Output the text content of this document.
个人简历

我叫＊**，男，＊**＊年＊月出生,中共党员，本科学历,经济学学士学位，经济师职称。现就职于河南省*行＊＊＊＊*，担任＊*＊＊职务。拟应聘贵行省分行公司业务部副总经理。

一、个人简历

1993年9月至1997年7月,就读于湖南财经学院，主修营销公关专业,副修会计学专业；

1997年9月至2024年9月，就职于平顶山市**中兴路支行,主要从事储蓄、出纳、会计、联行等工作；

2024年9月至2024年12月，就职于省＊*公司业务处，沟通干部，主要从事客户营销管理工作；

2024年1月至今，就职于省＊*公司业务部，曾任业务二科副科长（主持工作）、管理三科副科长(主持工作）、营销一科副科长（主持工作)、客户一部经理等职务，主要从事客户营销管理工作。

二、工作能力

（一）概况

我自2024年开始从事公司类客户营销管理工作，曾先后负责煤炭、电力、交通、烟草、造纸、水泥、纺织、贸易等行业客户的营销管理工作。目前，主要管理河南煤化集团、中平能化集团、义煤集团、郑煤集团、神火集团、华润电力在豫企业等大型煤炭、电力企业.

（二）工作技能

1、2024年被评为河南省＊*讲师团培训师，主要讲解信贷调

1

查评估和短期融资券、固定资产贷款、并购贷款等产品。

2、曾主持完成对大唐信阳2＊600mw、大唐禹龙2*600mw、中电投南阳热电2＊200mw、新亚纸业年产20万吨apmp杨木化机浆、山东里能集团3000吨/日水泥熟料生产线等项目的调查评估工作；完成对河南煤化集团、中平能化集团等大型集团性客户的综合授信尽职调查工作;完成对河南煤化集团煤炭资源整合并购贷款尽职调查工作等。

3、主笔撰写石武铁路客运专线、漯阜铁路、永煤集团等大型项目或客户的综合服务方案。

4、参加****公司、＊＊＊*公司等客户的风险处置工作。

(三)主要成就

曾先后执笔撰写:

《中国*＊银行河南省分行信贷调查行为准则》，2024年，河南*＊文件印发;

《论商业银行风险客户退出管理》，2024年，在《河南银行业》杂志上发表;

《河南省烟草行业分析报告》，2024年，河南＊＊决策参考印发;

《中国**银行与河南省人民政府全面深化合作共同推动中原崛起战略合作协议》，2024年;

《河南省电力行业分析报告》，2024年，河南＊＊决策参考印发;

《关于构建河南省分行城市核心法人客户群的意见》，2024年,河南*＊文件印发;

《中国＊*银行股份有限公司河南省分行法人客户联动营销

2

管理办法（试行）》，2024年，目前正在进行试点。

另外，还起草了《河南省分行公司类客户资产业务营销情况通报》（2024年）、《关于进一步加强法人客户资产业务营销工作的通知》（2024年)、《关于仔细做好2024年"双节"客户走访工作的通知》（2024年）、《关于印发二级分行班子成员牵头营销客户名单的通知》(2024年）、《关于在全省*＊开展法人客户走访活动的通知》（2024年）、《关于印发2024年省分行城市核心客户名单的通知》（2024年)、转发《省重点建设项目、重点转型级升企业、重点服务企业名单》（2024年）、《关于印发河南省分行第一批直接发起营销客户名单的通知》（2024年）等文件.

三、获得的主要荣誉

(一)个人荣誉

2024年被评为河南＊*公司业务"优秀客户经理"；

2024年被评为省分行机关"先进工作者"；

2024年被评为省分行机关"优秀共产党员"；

● ● ●

THE PROBLEM: Set down every line of the listing above again, exactly as given.

COMPLETED EXERCISE:
Output the text content of this document.
个人简历

我叫＊**，男，＊**＊年＊月出生,中共党员，本科学历,经济学学士学位，经济师职称。现就职于河南省*行＊＊＊＊*，担任＊*＊＊职务。拟应聘贵行省分行公司业务部副总经理。

一、个人简历

1993年9月至1997年7月,就读于湖南财经学院，主修营销公关专业,副修会计学专业；

1997年9月至2024年9月，就职于平顶山市**中兴路支行,主要从事储蓄、出纳、会计、联行等工作；

2024年9月至2024年12月，就职于省＊*公司业务处，沟通干部，主要从事客户营销管理工作；

2024年1月至今，就职于省＊*公司业务部，曾任业务二科副科长（主持工作）、管理三科副科长(主持工作）、营销一科副科长（主持工作)、客户一部经理等职务，主要从事客户营销管理工作。

二、工作能力

（一）概况

我自2024年开始从事公司类客户营销管理工作，曾先后负责煤炭、电力、交通、烟草、造纸、水泥、纺织、贸易等行业客户的营销管理工作。目前，主要管理河南煤化集团、中平能化集团、义煤集团、郑煤集团、神火集团、华润电力在豫企业等大型煤炭、电力企业.

（二）工作技能

1、2024年被评为河南省＊*讲师团培训师，主要讲解信贷调

1

查评估和短期融资券、固定资产贷款、并购贷款等产品。

2、曾主持完成对大唐信阳2＊600mw、大唐禹龙2*600mw、中电投南阳热电2＊200mw、新亚纸业年产20万吨apmp杨木化机浆、山东里能集团3000吨/日水泥熟料生产线等项目的调查评估工作；完成对河南煤化集团、中平能化集团等大型集团性客户的综合授信尽职调查工作;完成对河南煤化集团煤炭资源整合并购贷款尽职调查工作等。

3、主笔撰写石武铁路客运专线、漯阜铁路、永煤集团等大型项目或客户的综合服务方案。

4、参加****公司、＊＊＊*公司等客户的风险处置工作。

(三)主要成就

曾先后执笔撰写:

《中国*＊银行河南省分行信贷调查行为准则》，2024年，河南*＊文件印发;

《论商业银行风险客户退出管理》，2024年，在《河南银行业》杂志上发表;

《河南省烟草行业分析报告》，2024年，河南＊＊决策参考印发;

《中国**银行与河南省人民政府全面深化合作共同推动中原崛起战略合作协议》，2024年;

《河南省电力行业分析报告》，2024年，河南＊＊决策参考印发;

《关于构建河南省分行城市核心法人客户群的意见》，2024年,河南*＊文件印发;

《中国＊*银行股份有限公司河南省分行法人客户联动营销

2

管理办法（试行）》，2024年，目前正在进行试点。

另外，还起草了《河南省分行公司类客户资产业务营销情况通报》（2024年）、《关于进一步加强法人客户资产业务营销工作的通知》（2024年)、《关于仔细做好2024年"双节"客户走访工作的通知》（2024年）、《关于印发二级分行班子成员牵头营销客户名单的通知》(2024年）、《关于在全省*＊开展法人客户走访活动的通知》（2024年）、《关于印发2024年省分行城市核心客户名单的通知》（2024年)、转发《省重点建设项目、重点转型级升企业、重点服务企业名单》（2024年）、《关于印发河南省分行第一批直接发起营销客户名单的通知》（2024年）等文件.

三、获得的主要荣誉

(一)个人荣誉

2024年被评为河南＊*公司业务"优秀客户经理"；

2024年被评为省分行机关"先进工作者"；

2024年被评为省分行机关"优秀共产党员"；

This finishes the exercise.